**Written instruction**
Spot every line with the word "điều" and return it.

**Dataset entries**
-=-=-

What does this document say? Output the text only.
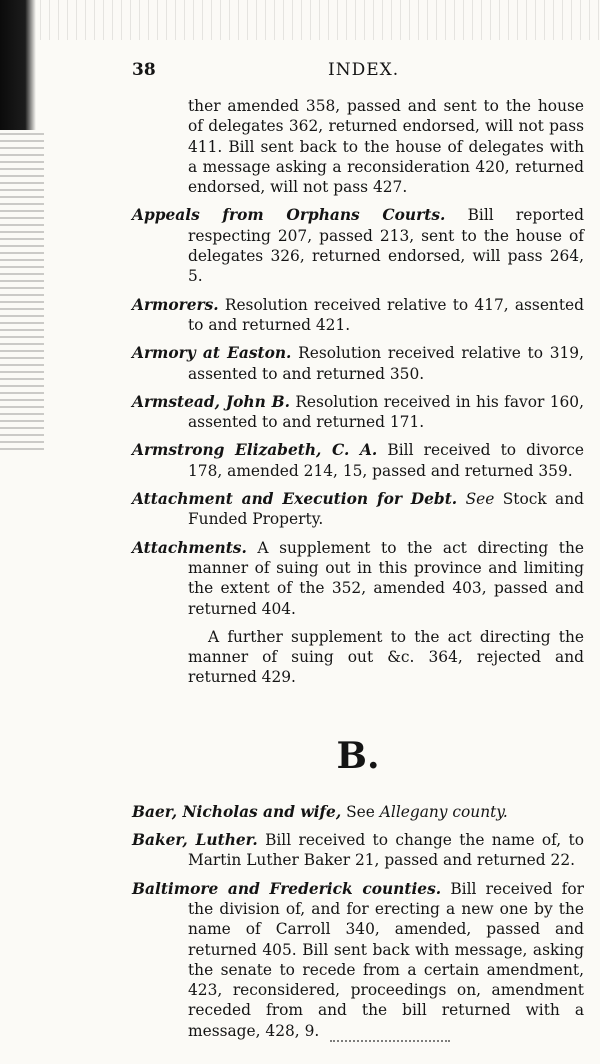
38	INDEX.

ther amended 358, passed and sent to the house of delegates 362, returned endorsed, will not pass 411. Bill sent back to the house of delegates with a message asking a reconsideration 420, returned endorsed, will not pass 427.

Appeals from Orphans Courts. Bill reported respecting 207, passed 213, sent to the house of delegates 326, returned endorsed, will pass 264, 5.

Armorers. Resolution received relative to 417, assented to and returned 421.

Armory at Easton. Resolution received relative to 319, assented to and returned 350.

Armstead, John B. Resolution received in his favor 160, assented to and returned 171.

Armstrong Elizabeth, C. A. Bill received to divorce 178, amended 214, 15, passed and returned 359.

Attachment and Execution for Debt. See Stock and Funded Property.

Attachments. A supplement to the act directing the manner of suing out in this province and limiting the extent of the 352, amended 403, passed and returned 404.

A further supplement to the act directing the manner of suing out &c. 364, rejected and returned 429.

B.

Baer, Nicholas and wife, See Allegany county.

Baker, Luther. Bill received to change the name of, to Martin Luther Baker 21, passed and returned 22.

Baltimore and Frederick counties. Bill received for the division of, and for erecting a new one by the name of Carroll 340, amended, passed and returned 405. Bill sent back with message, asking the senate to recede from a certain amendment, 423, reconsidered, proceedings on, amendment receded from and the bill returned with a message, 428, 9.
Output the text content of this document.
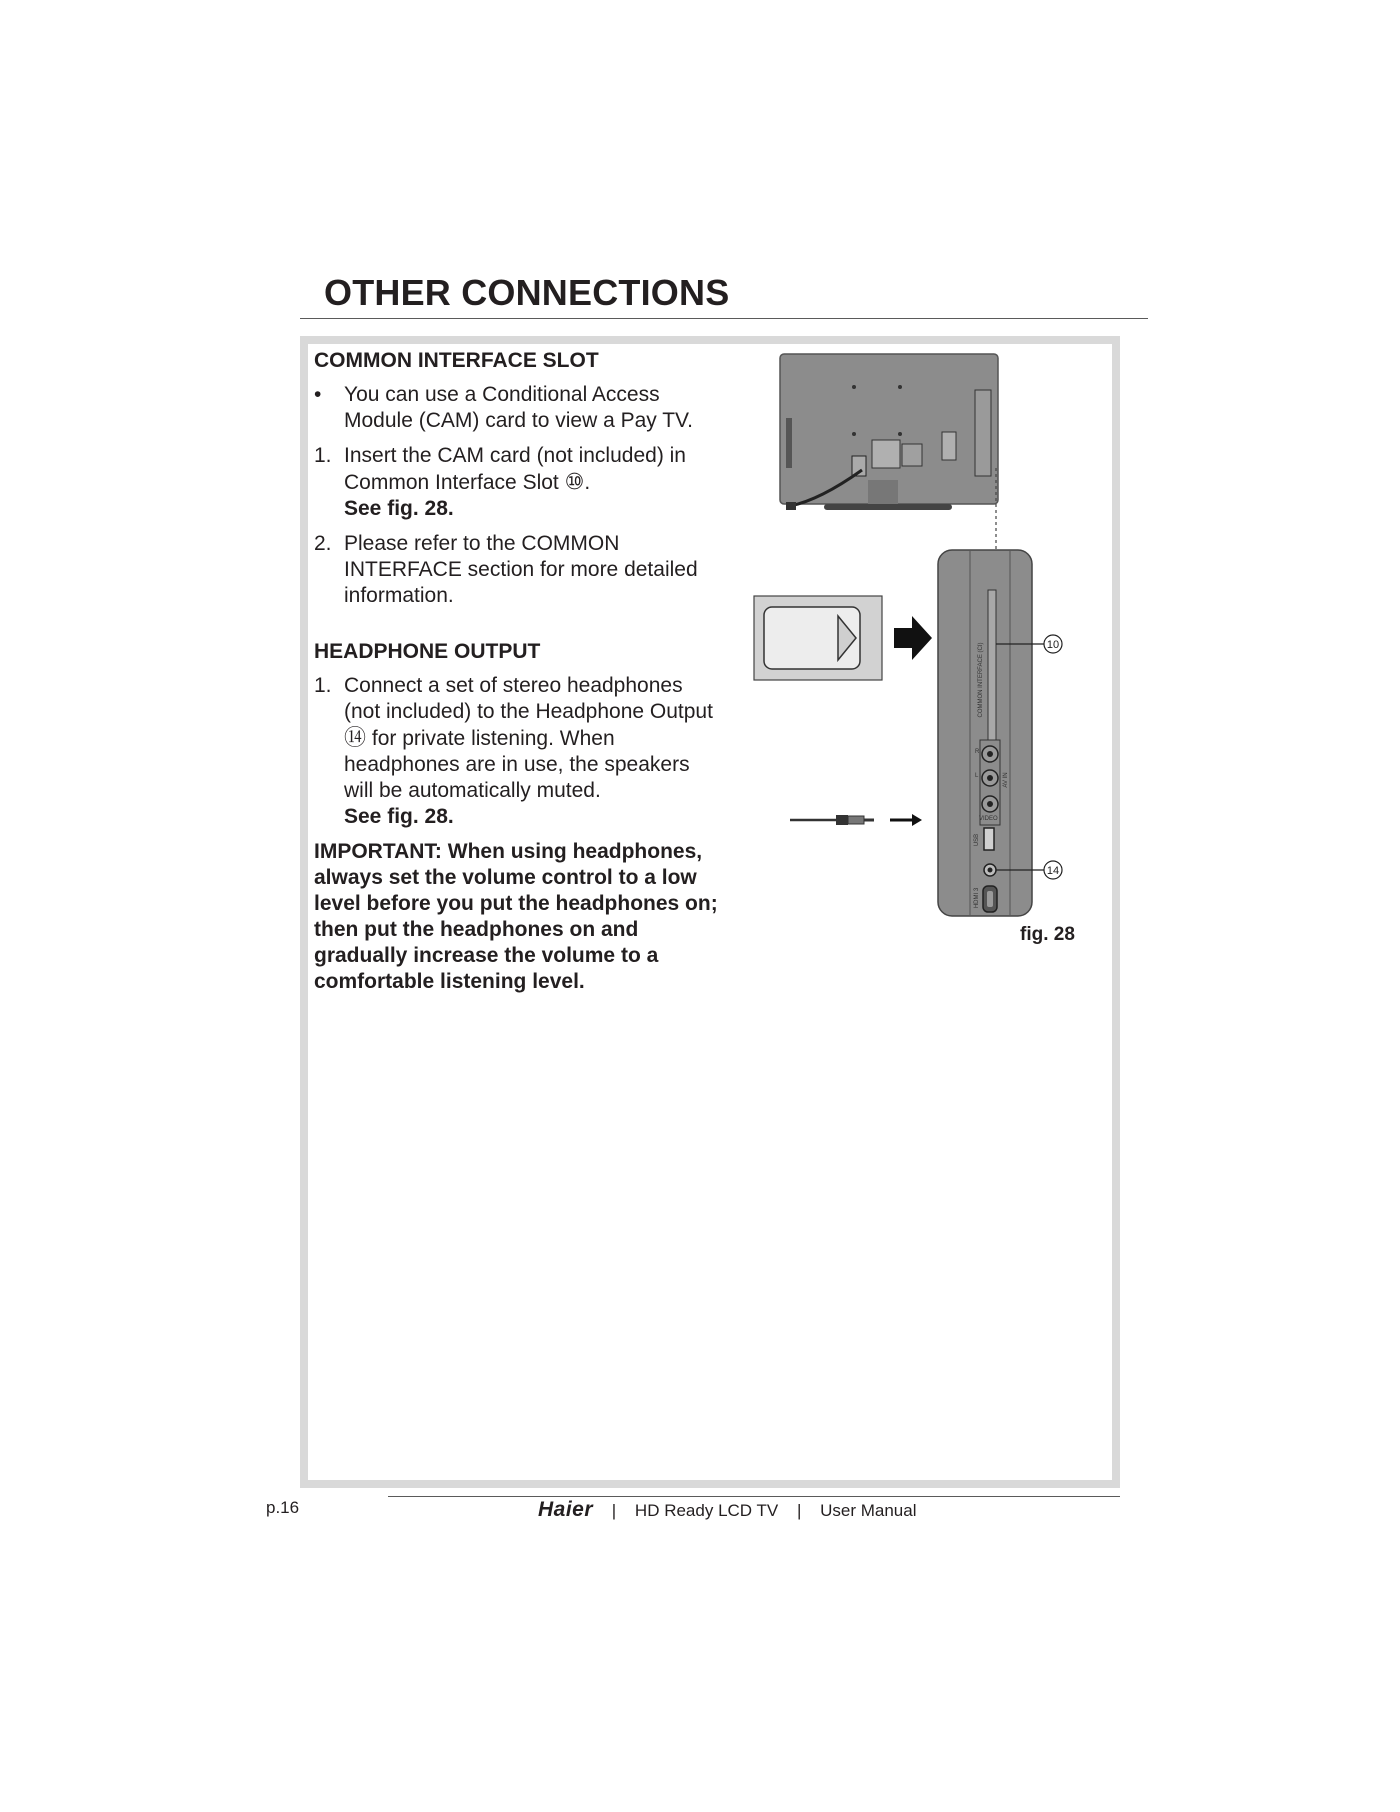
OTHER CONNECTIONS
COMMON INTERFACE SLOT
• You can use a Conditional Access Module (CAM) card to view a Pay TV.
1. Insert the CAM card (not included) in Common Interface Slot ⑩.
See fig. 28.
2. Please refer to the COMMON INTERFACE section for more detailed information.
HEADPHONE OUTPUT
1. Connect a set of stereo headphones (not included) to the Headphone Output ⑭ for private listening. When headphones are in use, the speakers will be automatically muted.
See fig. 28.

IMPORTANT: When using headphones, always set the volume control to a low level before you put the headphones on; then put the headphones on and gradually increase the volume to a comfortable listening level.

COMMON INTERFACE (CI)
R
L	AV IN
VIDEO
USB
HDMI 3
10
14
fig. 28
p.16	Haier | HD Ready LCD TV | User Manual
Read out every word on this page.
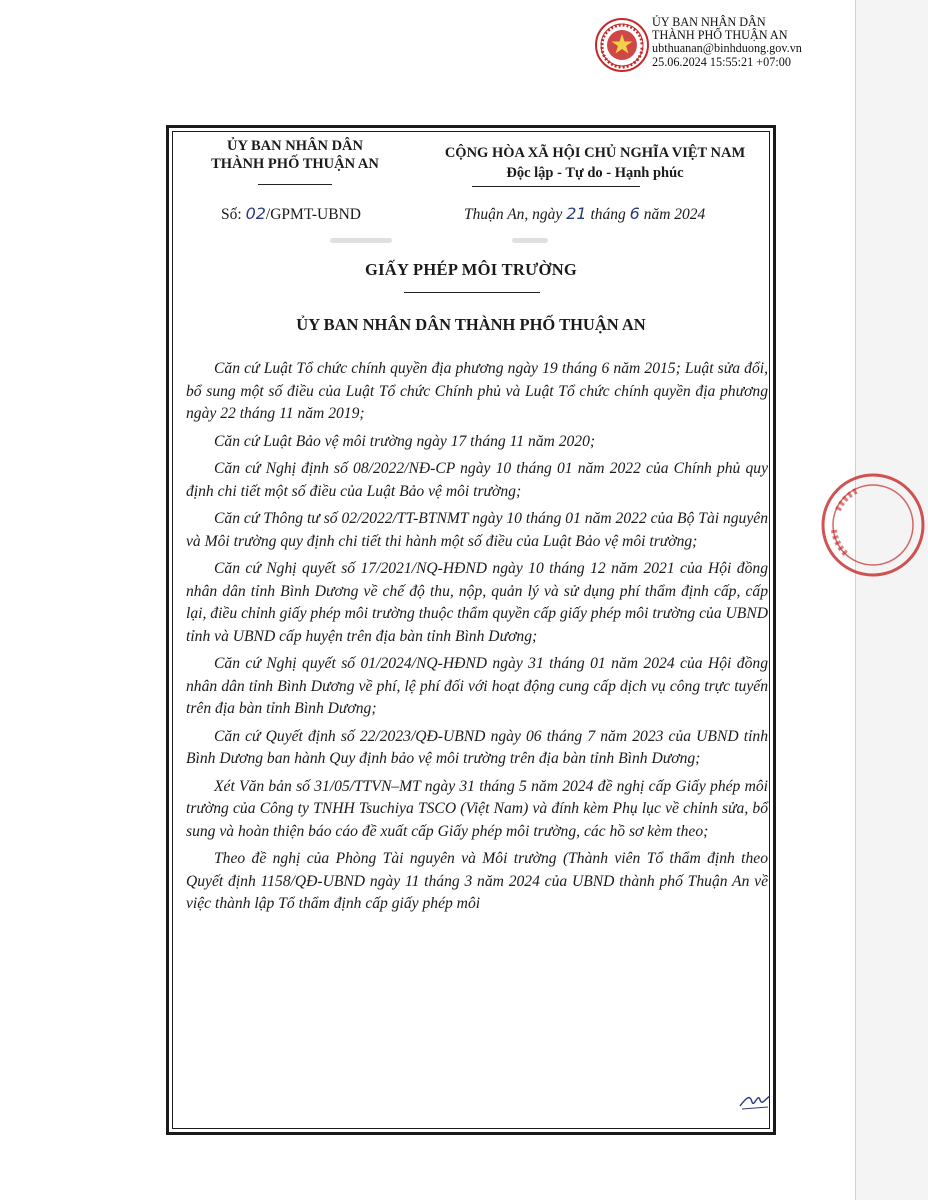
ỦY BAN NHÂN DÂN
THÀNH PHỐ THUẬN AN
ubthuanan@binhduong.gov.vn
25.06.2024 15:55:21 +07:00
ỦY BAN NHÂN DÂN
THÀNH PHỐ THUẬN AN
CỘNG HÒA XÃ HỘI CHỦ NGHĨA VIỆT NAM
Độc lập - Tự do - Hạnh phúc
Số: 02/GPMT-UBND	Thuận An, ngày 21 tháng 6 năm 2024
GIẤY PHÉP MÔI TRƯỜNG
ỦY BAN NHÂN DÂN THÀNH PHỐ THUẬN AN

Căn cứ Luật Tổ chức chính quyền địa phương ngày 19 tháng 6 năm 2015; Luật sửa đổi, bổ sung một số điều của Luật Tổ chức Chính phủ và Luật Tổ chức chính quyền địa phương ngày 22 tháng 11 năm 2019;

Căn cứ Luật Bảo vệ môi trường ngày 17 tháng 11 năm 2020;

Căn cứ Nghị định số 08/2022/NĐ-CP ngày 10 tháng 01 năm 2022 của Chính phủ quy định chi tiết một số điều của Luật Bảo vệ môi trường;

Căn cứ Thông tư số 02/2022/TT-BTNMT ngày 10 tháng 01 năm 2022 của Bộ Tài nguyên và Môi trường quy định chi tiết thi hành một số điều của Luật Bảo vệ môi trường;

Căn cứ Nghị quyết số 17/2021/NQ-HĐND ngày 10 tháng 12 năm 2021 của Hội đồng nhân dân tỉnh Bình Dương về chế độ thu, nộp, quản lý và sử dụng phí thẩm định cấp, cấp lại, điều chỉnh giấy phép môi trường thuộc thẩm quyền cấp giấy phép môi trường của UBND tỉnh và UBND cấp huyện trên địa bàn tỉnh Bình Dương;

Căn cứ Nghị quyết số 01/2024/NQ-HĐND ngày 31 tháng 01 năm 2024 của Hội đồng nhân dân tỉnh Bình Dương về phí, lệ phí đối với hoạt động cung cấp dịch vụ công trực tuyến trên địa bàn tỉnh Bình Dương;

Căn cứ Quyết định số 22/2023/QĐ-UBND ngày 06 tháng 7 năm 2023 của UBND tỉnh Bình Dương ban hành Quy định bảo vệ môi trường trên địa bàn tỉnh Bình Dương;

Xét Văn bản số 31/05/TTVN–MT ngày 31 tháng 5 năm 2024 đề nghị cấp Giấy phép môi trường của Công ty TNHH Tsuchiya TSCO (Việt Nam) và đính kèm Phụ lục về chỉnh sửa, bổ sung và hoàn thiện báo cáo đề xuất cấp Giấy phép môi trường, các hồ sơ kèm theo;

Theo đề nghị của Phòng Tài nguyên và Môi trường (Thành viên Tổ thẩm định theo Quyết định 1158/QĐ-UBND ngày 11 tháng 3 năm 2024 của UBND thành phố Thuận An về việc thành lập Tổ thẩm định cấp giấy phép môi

-=-=-

**Result**
Căn cứ Luật Tổ chức chính quyền địa phương ngày 19 tháng 6 năm 2015; Luật sửa đổi, bổ sung một số điều của Luật Tổ chức Chính phủ và Luật Tổ chức chính quyền địa phương ngày 22 tháng 11 năm 2019;
Căn cứ Nghị định số 08/2022/NĐ-CP ngày 10 tháng 01 năm 2022 của Chính phủ quy định chi tiết một số điều của Luật Bảo vệ môi trường;
Căn cứ Thông tư số 02/2022/TT-BTNMT ngày 10 tháng 01 năm 2022 của Bộ Tài nguyên và Môi trường quy định chi tiết thi hành một số điều của Luật Bảo vệ môi trường;
Căn cứ Nghị quyết số 17/2021/NQ-HĐND ngày 10 tháng 12 năm 2021 của Hội đồng nhân dân tỉnh Bình Dương về chế độ thu, nộp, quản lý và sử dụng phí thẩm định cấp, cấp lại, điều chỉnh giấy phép môi trường thuộc thẩm quyền cấp giấy phép môi trường của UBND tỉnh và UBND cấp huyện trên địa bàn tỉnh Bình Dương;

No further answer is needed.